#### [Stated exercise]
Select every line containing the word "name" from the material, and copy those lines.

-- Begin --

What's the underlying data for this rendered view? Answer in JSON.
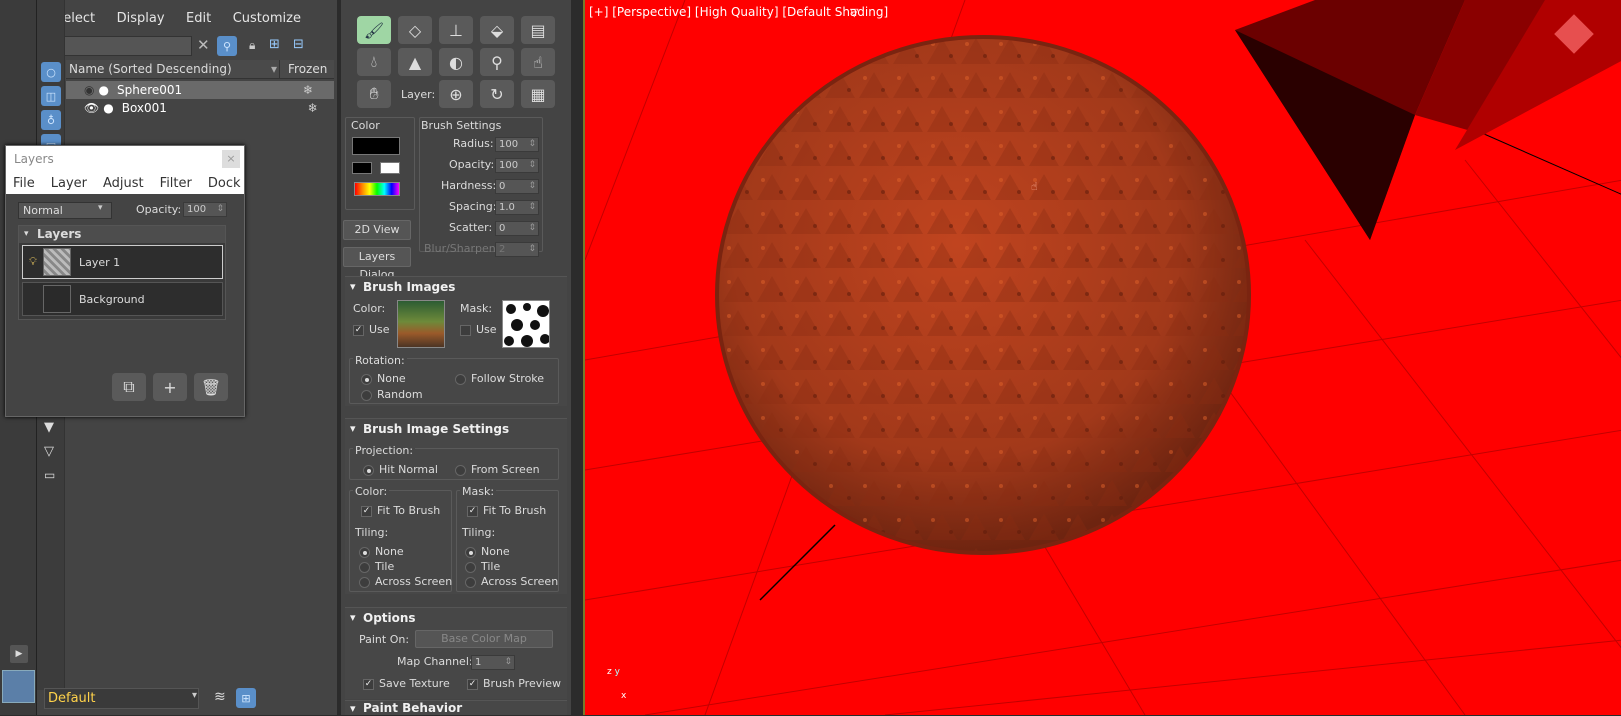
{
  "scene_explorer": {
    "menu": [
      "Select",
      "Display",
      "Edit",
      "Customize"
    ],
    "columns": {
      "name": "Name (Sorted Descending)",
      "frozen": "Frozen"
    },
    "objects": [
      {
        "name": "Sphere001",
        "selected": true
      },
      {
        "name": "Box001",
        "selected": false
      }
    ],
    "layer_field": "Default"
  },
  "layers_dialog": {
    "title": "Layers",
    "menu": [
      "File",
      "Layer",
      "Adjust",
      "Filter",
      "Dock"
    ],
    "blend_mode": "Normal",
    "opacity_label": "Opacity:",
    "opacity_value": "100",
    "section": "Layers",
    "layers": [
      {
        "name": "Layer 1",
        "active": true
      },
      {
        "name": "Background",
        "active": false
      }
    ]
  },
  "paint_panel": {
    "layer_label": "Layer:",
    "color_group": "Color",
    "brush_settings": {
      "title": "Brush Settings",
      "radius_label": "Radius:",
      "radius": "100",
      "opacity_label": "Opacity:",
      "opacity": "100",
      "hardness_label": "Hardness:",
      "hardness": "0",
      "spacing_label": "Spacing:",
      "spacing": "1.0",
      "scatter_label": "Scatter:",
      "scatter": "0",
      "blur_label": "Blur/Sharpen:",
      "blur": "2"
    },
    "view2d_button": "2D View",
    "layers_dialog_button": "Layers Dialog",
    "brush_images": {
      "title": "Brush Images",
      "color_label": "Color:",
      "use_label": "Use",
      "mask_label": "Mask:",
      "mask_use_label": "Use",
      "rotation_label": "Rotation:",
      "rot_none": "None",
      "rot_follow": "Follow Stroke",
      "rot_random": "Random"
    },
    "brush_image_settings": {
      "title": "Brush Image Settings",
      "projection_label": "Projection:",
      "hit_normal": "Hit Normal",
      "from_screen": "From Screen",
      "color_label": "Color:",
      "mask_label": "Mask:",
      "fit_to_brush": "Fit To Brush",
      "tiling_label": "Tiling:",
      "tiling_none": "None",
      "tiling_tile": "Tile",
      "tiling_across": "Across Screen"
    },
    "options": {
      "title": "Options",
      "paint_on_label": "Paint On:",
      "paint_on_value": "Base Color Map",
      "map_channel_label": "Map Channel:",
      "map_channel_value": "1",
      "save_texture": "Save Texture",
      "brush_preview": "Brush Preview"
    },
    "paint_behavior": {
      "title": "Paint Behavior"
    }
  },
  "viewport": {
    "label": "[+] [Perspective] [High Quality] [Default Shading]",
    "background_color": "#ff0000",
    "axis_labels": {
      "z": "z",
      "y": "y",
      "x": "x"
    }
  }
}
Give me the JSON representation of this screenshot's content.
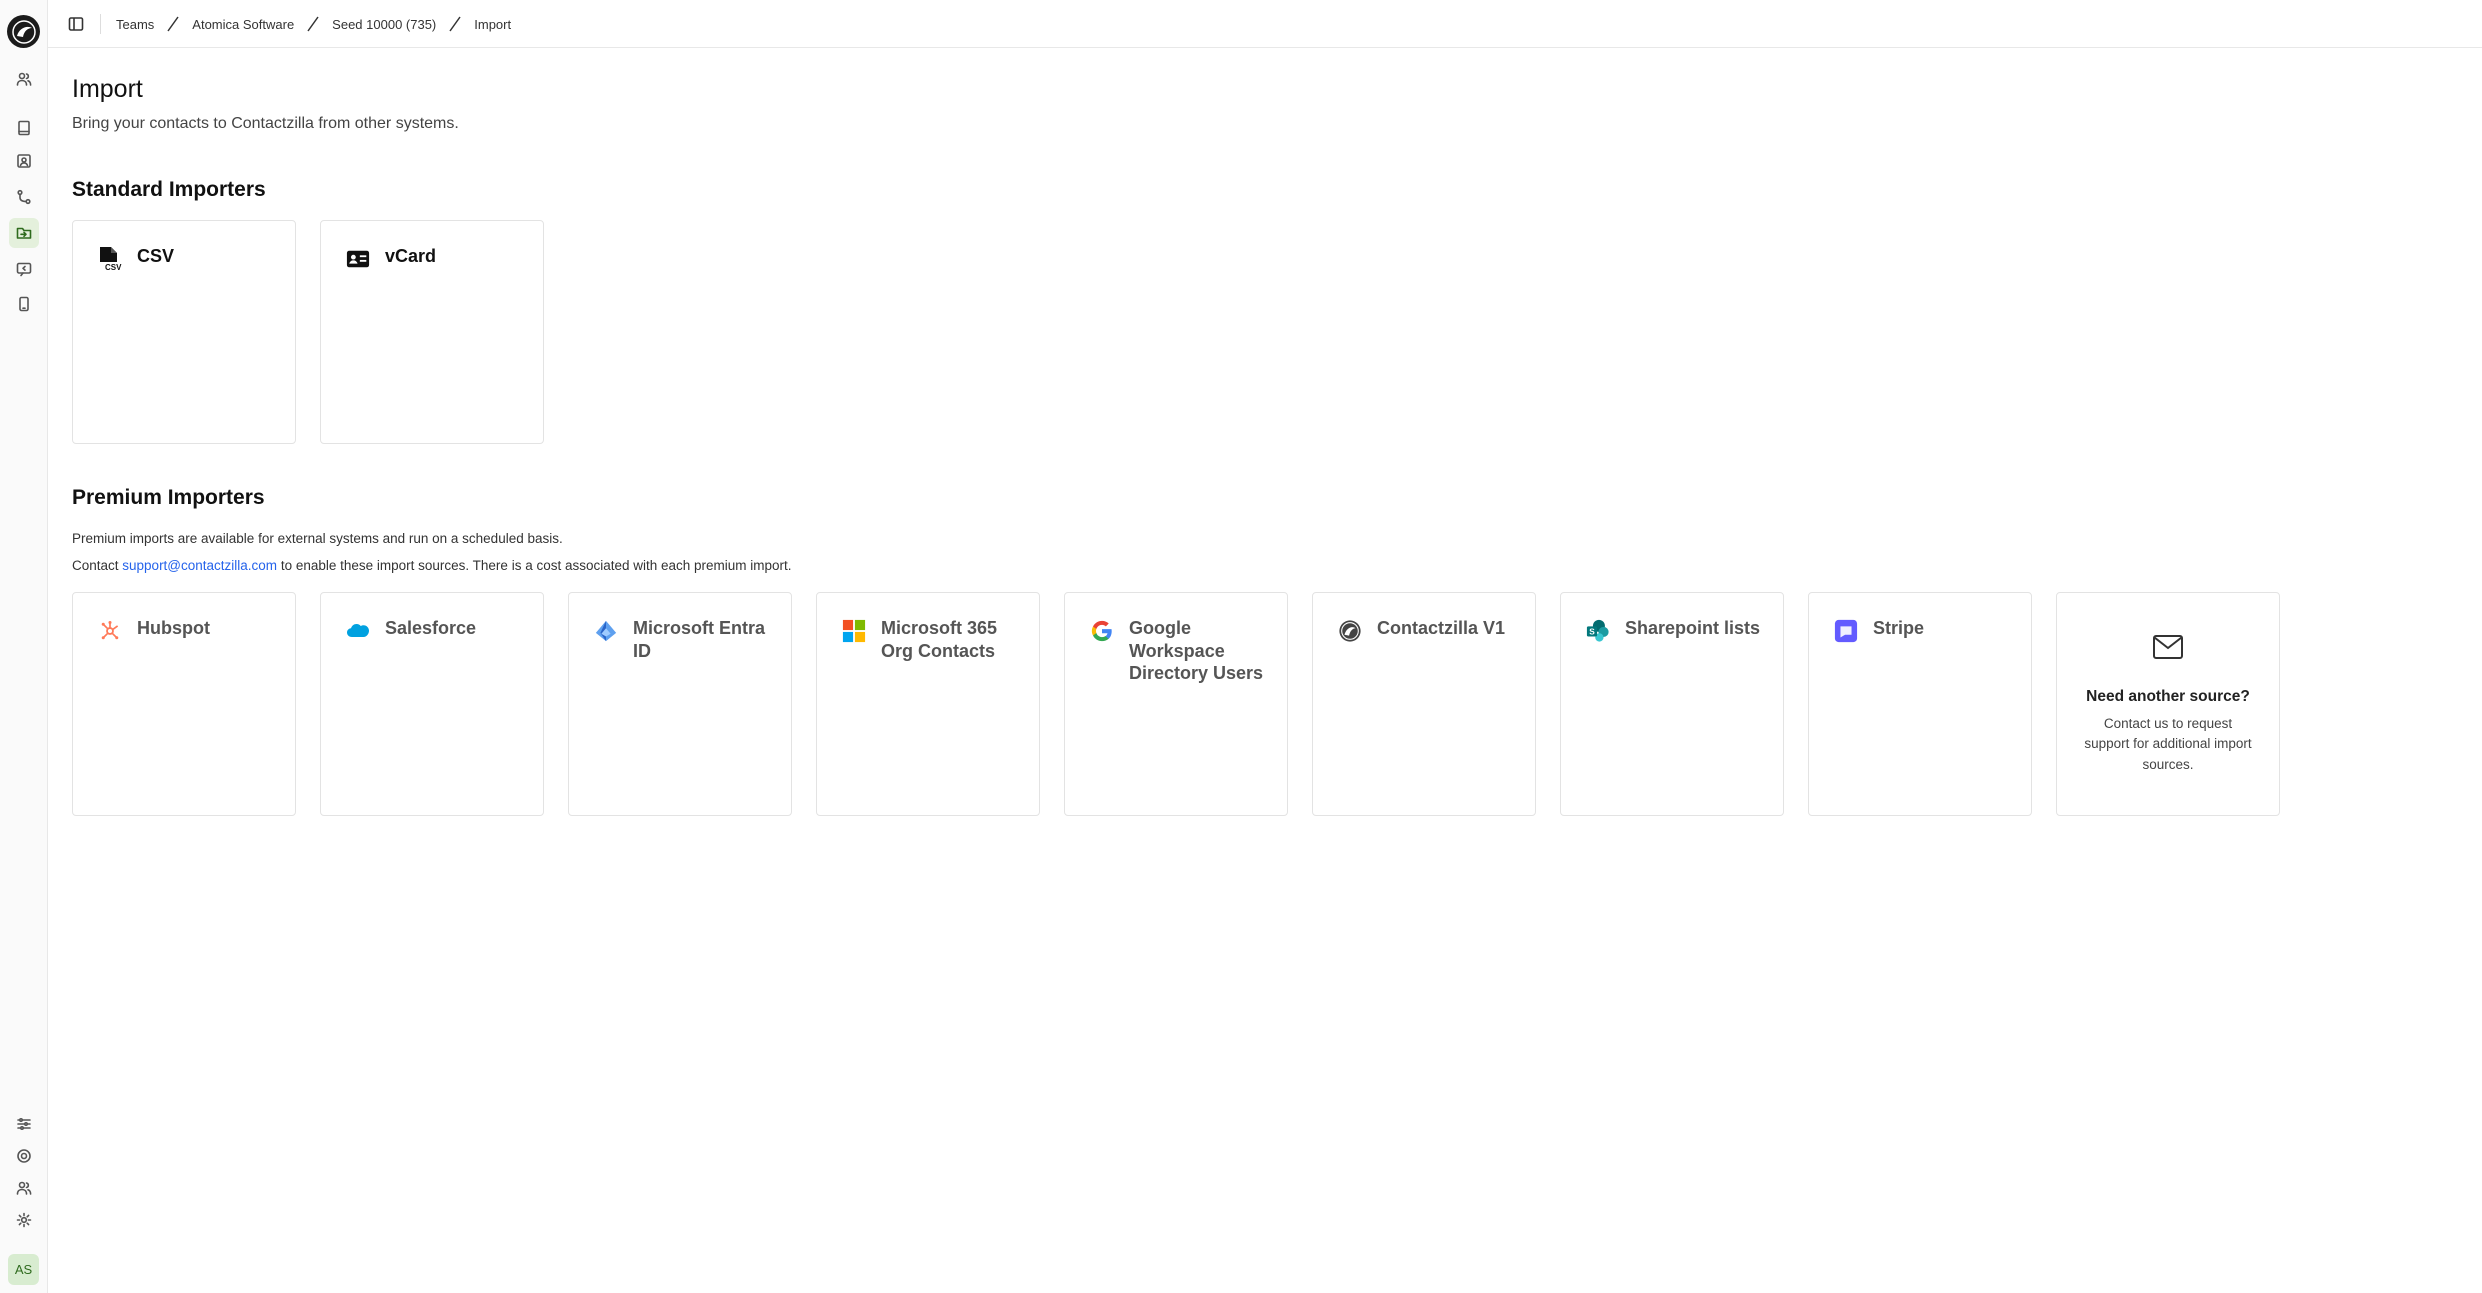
{
  "sidebar": {
    "icons": [
      "users-icon",
      "book-icon",
      "contact-card-icon",
      "git-branch-icon",
      "folder-import-icon",
      "message-icon",
      "phone-icon",
      "sliders-icon",
      "target-icon",
      "team-icon",
      "settings-icon"
    ],
    "avatar_initials": "AS"
  },
  "breadcrumb": [
    "Teams",
    "Atomica Software",
    "Seed 10000 (735)",
    "Import"
  ],
  "page": {
    "title": "Import",
    "subtitle": "Bring your contacts to Contactzilla from other systems."
  },
  "standard": {
    "title": "Standard Importers",
    "items": [
      {
        "label": "CSV",
        "icon": "csv-file-icon"
      },
      {
        "label": "vCard",
        "icon": "vcard-icon"
      }
    ]
  },
  "premium": {
    "title": "Premium Importers",
    "note1": "Premium imports are available for external systems and run on a scheduled basis.",
    "note2_prefix": "Contact ",
    "note2_link": "support@contactzilla.com",
    "note2_suffix": " to enable these import sources. There is a cost associated with each premium import.",
    "items": [
      {
        "label": "Hubspot",
        "icon": "hubspot-icon"
      },
      {
        "label": "Salesforce",
        "icon": "salesforce-icon"
      },
      {
        "label": "Microsoft Entra ID",
        "icon": "entra-icon"
      },
      {
        "label": "Microsoft 365 Org Contacts",
        "icon": "microsoft-icon"
      },
      {
        "label": "Google Workspace Directory Users",
        "icon": "google-icon"
      },
      {
        "label": "Contactzilla V1",
        "icon": "contactzilla-icon"
      },
      {
        "label": "Sharepoint lists",
        "icon": "sharepoint-icon"
      },
      {
        "label": "Stripe",
        "icon": "stripe-icon"
      }
    ],
    "other": {
      "title": "Need another source?",
      "desc": "Contact us to request support for additional import sources."
    }
  },
  "colors": {
    "accent_green": "#2f6b1e",
    "active_bg": "#e4f0dc",
    "link": "#2563eb",
    "hubspot": "#ff7a59",
    "salesforce": "#00a1e0",
    "stripe": "#635bff"
  }
}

-- End --

#### [Result]
      "name": "Name (Sorted Descending)",
        "name": "Sphere001",
        "name": "Box001",
        "name": "Layer 1",
        "name": "Background",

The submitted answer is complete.